====== Data for the task

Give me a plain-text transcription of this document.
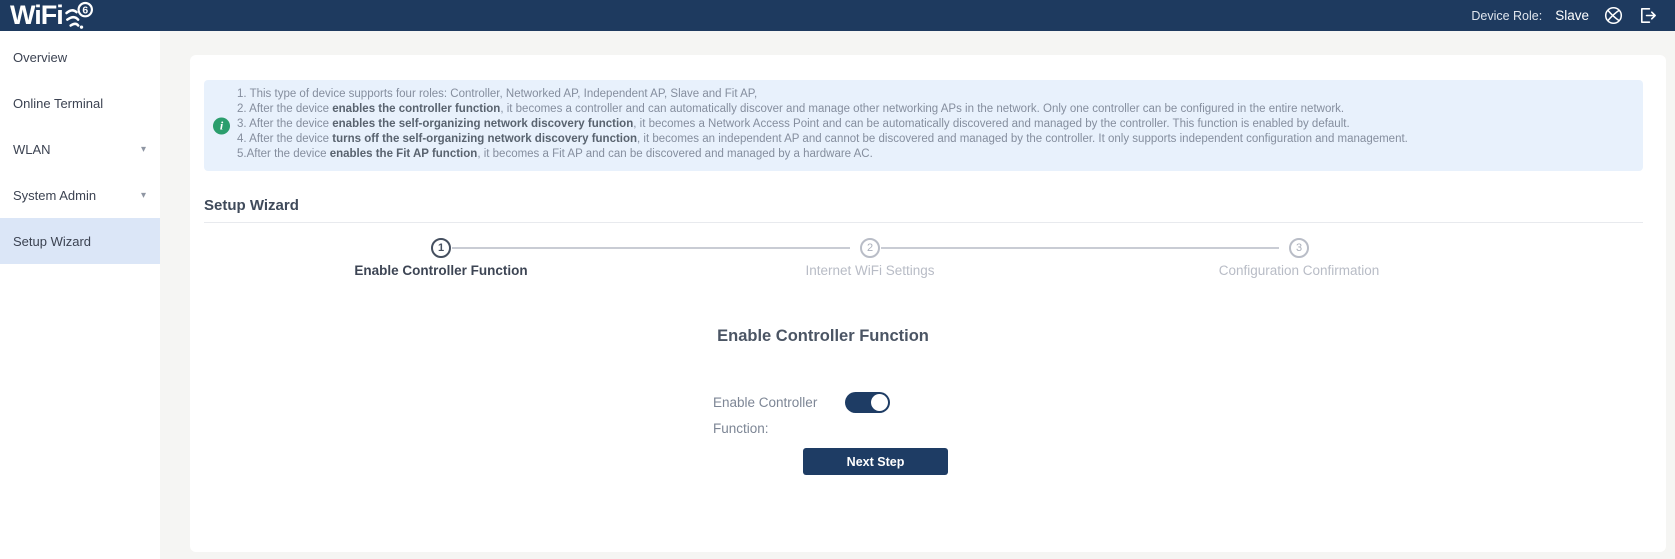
WiFi 6	Device Role: Slave
Overview
Online Terminal
WLAN	▾
System Admin	▾
Setup Wizard
i
1. This type of device supports four roles: Controller, Networked AP, Independent AP, Slave and Fit AP,
2. After the device enables the controller function, it becomes a controller and can automatically discover and manage other networking APs in the network. Only one controller can be configured in the entire network.
3. After the device enables the self-organizing network discovery function, it becomes a Network Access Point and can be automatically discovered and managed by the controller. This function is enabled by default.
4. After the device turns off the self-organizing network discovery function, it becomes an independent AP and cannot be discovered and managed by the controller. It only supports independent configuration and management.
5.After the device enables the Fit AP function, it becomes a Fit AP and can be discovered and managed by a hardware AC.
Setup Wizard
1	2	3
Enable Controller Function	Internet WiFi Settings	Configuration Confirmation
Enable Controller Function
Enable Controller Function:
Next Step
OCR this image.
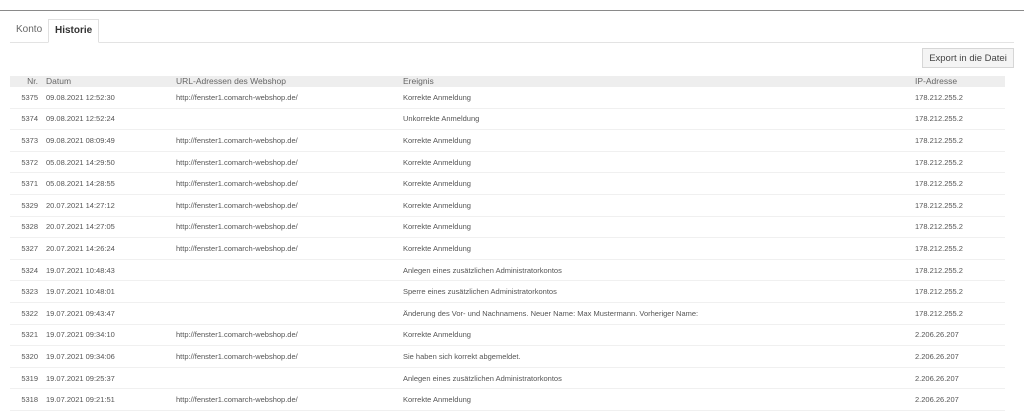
Konto	Historie
Export in die Datei
Nr.	Datum	URL-Adressen des Webshop	Ereignis	IP-Adresse
5375	09.08.2021 12:52:30	http://fenster1.comarch-webshop.de/	Korrekte Anmeldung	178.212.255.2
5374	09.08.2021 12:52:24		Unkorrekte Anmeldung	178.212.255.2
5373	09.08.2021 08:09:49	http://fenster1.comarch-webshop.de/	Korrekte Anmeldung	178.212.255.2
5372	05.08.2021 14:29:50	http://fenster1.comarch-webshop.de/	Korrekte Anmeldung	178.212.255.2
5371	05.08.2021 14:28:55	http://fenster1.comarch-webshop.de/	Korrekte Anmeldung	178.212.255.2
5329	20.07.2021 14:27:12	http://fenster1.comarch-webshop.de/	Korrekte Anmeldung	178.212.255.2
5328	20.07.2021 14:27:05	http://fenster1.comarch-webshop.de/	Korrekte Anmeldung	178.212.255.2
5327	20.07.2021 14:26:24	http://fenster1.comarch-webshop.de/	Korrekte Anmeldung	178.212.255.2
5324	19.07.2021 10:48:43		Anlegen eines zusätzlichen Administratorkontos	178.212.255.2
5323	19.07.2021 10:48:01		Sperre eines zusätzlichen Administratorkontos	178.212.255.2
5322	19.07.2021 09:43:47		Änderung des Vor- und Nachnamens. Neuer Name: Max Mustermann. Vorheriger Name:	178.212.255.2
5321	19.07.2021 09:34:10	http://fenster1.comarch-webshop.de/	Korrekte Anmeldung	2.206.26.207
5320	19.07.2021 09:34:06	http://fenster1.comarch-webshop.de/	Sie haben sich korrekt abgemeldet.	2.206.26.207
5319	19.07.2021 09:25:37		Anlegen eines zusätzlichen Administratorkontos	2.206.26.207
5318	19.07.2021 09:21:51	http://fenster1.comarch-webshop.de/	Korrekte Anmeldung	2.206.26.207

============

Directions for this task:
Find the lines above that contain the word "Anlegen" and collect them.

Reply:
5324	19.07.2021 10:48:43		Anlegen eines zusätzlichen Administratorkontos	178.212.255.2
5319	19.07.2021 09:25:37		Anlegen eines zusätzlichen Administratorkontos	2.206.26.207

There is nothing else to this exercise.